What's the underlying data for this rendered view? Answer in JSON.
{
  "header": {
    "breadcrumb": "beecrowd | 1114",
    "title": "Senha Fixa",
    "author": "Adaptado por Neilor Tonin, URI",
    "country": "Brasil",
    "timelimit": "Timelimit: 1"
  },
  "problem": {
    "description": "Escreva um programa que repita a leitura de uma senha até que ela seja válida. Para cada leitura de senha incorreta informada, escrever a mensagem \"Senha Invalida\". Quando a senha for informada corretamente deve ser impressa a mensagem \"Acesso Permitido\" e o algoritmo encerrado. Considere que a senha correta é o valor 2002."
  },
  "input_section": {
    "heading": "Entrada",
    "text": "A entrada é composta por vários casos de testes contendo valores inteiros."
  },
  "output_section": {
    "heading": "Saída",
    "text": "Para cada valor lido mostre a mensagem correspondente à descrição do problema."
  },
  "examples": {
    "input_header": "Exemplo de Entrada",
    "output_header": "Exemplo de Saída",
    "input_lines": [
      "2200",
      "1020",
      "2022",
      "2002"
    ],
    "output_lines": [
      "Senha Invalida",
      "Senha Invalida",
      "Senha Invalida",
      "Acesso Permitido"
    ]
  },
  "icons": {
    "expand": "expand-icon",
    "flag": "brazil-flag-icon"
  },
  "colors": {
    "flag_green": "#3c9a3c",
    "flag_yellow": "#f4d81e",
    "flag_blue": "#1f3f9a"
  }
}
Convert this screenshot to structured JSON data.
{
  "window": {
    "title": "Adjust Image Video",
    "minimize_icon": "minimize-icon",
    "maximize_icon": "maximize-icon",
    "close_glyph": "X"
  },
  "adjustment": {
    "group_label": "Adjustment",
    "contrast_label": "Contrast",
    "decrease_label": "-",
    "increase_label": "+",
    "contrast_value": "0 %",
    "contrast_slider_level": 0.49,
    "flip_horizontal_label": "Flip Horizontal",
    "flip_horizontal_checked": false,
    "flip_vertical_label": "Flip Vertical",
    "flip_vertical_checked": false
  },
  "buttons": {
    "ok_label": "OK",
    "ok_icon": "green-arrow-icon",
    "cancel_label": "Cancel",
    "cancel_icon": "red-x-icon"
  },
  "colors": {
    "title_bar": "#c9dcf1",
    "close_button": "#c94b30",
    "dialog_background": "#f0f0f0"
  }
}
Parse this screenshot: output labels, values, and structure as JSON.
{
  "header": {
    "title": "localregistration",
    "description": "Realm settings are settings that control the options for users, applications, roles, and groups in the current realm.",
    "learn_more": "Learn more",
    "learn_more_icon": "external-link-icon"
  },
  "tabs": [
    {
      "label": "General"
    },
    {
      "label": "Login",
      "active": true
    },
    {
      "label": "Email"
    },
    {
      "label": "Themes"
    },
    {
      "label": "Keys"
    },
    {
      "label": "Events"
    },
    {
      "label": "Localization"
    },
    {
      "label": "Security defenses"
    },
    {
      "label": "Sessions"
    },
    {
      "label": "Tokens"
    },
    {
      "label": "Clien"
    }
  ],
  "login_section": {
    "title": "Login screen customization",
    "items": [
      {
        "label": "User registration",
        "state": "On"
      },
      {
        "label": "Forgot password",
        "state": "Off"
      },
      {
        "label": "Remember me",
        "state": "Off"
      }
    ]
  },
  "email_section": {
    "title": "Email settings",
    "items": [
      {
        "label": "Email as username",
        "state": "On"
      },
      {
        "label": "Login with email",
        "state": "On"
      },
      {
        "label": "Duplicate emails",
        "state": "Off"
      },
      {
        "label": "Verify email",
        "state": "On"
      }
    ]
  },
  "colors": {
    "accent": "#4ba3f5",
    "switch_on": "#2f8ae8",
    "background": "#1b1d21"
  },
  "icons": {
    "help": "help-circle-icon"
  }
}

....................

- _AIM_
Check each line of the entries above for the word "settings". List the ones that have it.

- _ANSWER TO THIS EXERCISE_
    "description": "Realm settings are settings that control the options for users, applications, roles, and groups in the current realm.",
    "title": "Email settings",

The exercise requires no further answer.